─── Information given

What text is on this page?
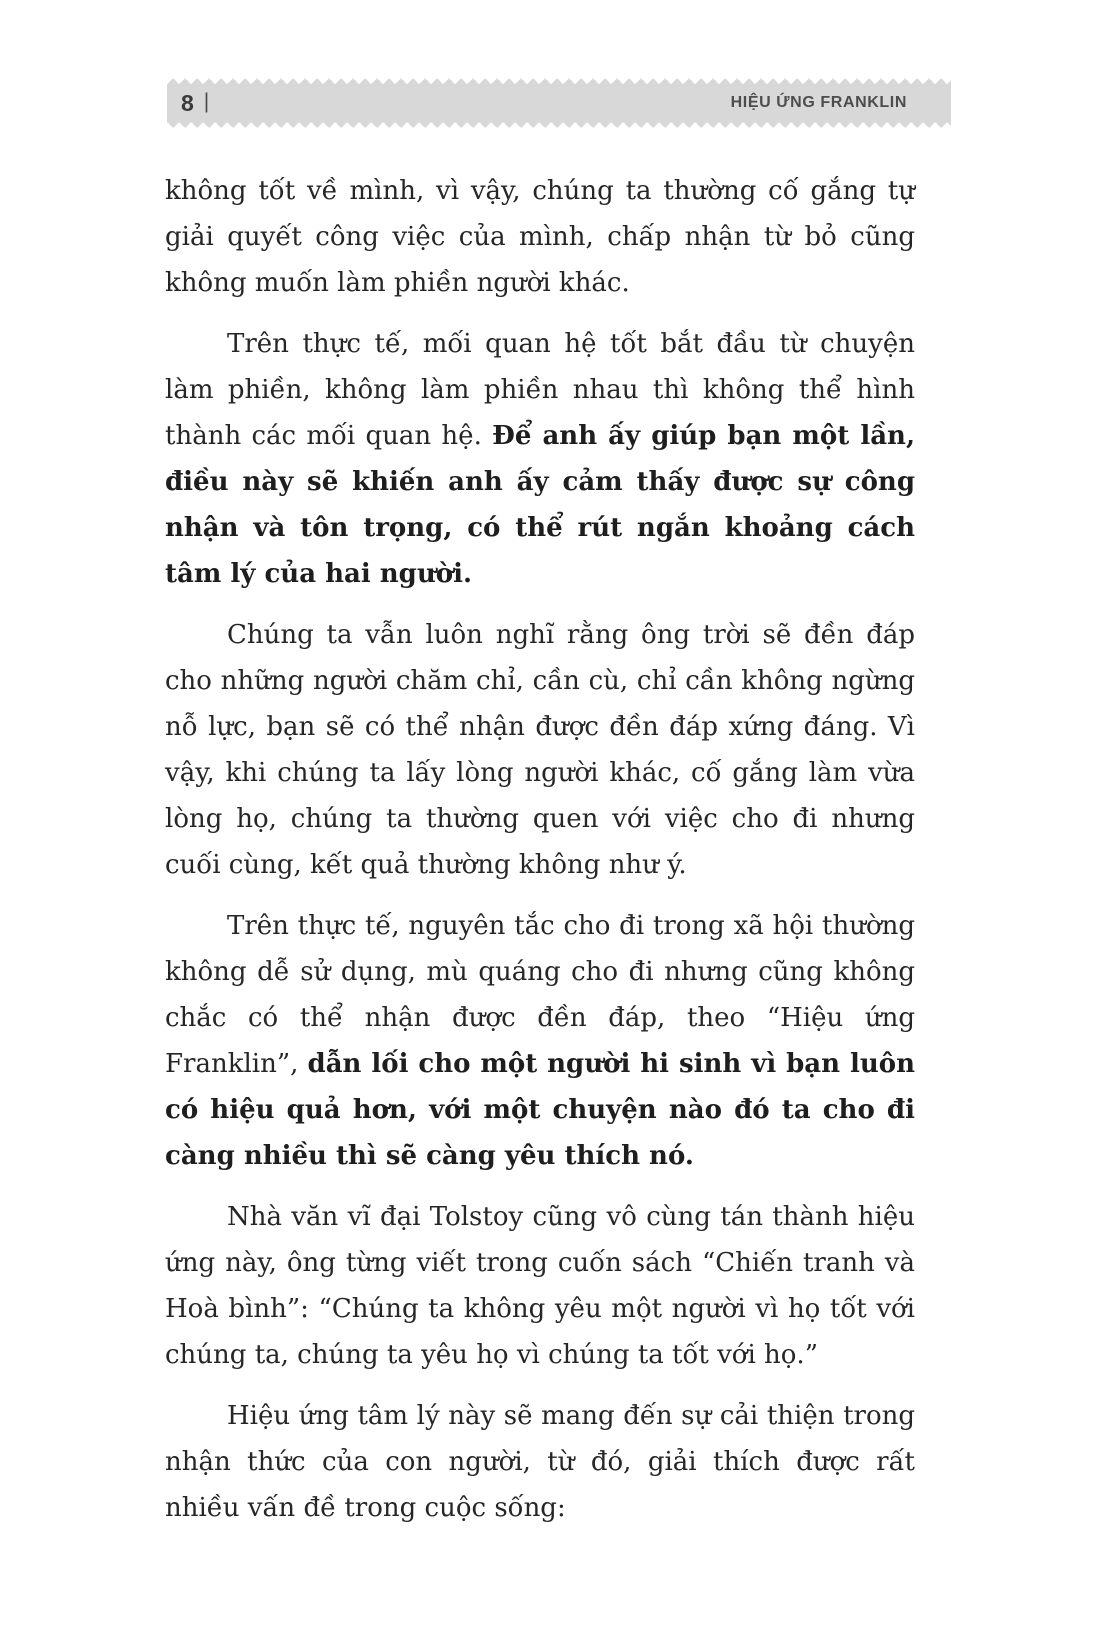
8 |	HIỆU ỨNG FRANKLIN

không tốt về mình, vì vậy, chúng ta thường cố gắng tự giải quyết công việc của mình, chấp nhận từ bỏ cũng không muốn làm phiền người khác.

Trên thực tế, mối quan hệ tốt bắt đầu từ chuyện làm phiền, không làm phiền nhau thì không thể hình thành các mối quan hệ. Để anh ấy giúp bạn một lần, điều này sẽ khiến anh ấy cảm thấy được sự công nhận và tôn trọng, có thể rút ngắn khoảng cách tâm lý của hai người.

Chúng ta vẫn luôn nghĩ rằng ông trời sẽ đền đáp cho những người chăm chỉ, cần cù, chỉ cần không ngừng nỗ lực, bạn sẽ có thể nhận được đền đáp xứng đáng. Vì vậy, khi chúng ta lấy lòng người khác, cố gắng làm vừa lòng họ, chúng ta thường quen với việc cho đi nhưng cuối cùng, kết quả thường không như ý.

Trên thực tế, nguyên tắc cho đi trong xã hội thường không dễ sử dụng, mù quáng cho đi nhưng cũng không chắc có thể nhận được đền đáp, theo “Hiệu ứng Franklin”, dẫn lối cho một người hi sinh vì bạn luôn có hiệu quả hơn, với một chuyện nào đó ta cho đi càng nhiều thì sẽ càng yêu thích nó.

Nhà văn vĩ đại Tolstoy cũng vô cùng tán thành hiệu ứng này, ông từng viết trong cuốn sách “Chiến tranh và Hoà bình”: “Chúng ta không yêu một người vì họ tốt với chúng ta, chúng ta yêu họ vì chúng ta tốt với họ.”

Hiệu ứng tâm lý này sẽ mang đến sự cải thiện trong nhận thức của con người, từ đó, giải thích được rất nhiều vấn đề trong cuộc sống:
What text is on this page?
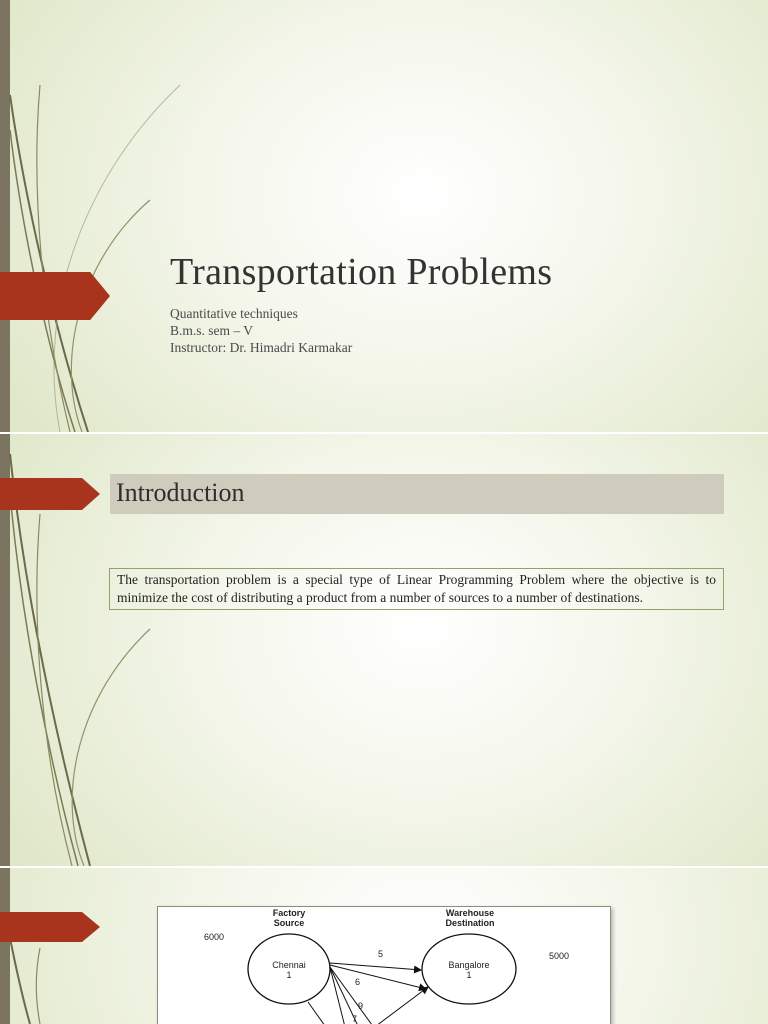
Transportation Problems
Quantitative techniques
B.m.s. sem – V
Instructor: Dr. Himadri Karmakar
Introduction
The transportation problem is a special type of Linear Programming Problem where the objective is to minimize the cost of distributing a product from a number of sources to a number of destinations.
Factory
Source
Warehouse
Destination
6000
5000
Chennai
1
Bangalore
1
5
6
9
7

──────

Short problem. Do not include images; quote all of the entries above exactly.

Answer to this exercise.
What text is on this page?
8 |	HIỆU ỨNG FRANKLIN

không tốt về mình, vì vậy, chúng ta thường cố gắng tự giải quyết công việc của mình, chấp nhận từ bỏ cũng không muốn làm phiền người khác.

Trên thực tế, mối quan hệ tốt bắt đầu từ chuyện làm phiền, không làm phiền nhau thì không thể hình thành các mối quan hệ. Để anh ấy giúp bạn một lần, điều này sẽ khiến anh ấy cảm thấy được sự công nhận và tôn trọng, có thể rút ngắn khoảng cách tâm lý của hai người.

Chúng ta vẫn luôn nghĩ rằng ông trời sẽ đền đáp cho những người chăm chỉ, cần cù, chỉ cần không ngừng nỗ lực, bạn sẽ có thể nhận được đền đáp xứng đáng. Vì vậy, khi chúng ta lấy lòng người khác, cố gắng làm vừa lòng họ, chúng ta thường quen với việc cho đi nhưng cuối cùng, kết quả thường không như ý.

Trên thực tế, nguyên tắc cho đi trong xã hội thường không dễ sử dụng, mù quáng cho đi nhưng cũng không chắc có thể nhận được đền đáp, theo “Hiệu ứng Franklin”, dẫn lối cho một người hi sinh vì bạn luôn có hiệu quả hơn, với một chuyện nào đó ta cho đi càng nhiều thì sẽ càng yêu thích nó.

Nhà văn vĩ đại Tolstoy cũng vô cùng tán thành hiệu ứng này, ông từng viết trong cuốn sách “Chiến tranh và Hoà bình”: “Chúng ta không yêu một người vì họ tốt với chúng ta, chúng ta yêu họ vì chúng ta tốt với họ.”

Hiệu ứng tâm lý này sẽ mang đến sự cải thiện trong nhận thức của con người, từ đó, giải thích được rất nhiều vấn đề trong cuộc sống:
What text is on this page?
Transportation Problems
Quantitative techniques
B.m.s. sem – V
Instructor: Dr. Himadri Karmakar
Introduction
The transportation problem is a special type of Linear Programming Problem where the objective is to minimize the cost of distributing a product from a number of sources to a number of destinations.
Factory
Source
Warehouse
Destination
6000
5000
Chennai
1
Bangalore
1
5
6
9
7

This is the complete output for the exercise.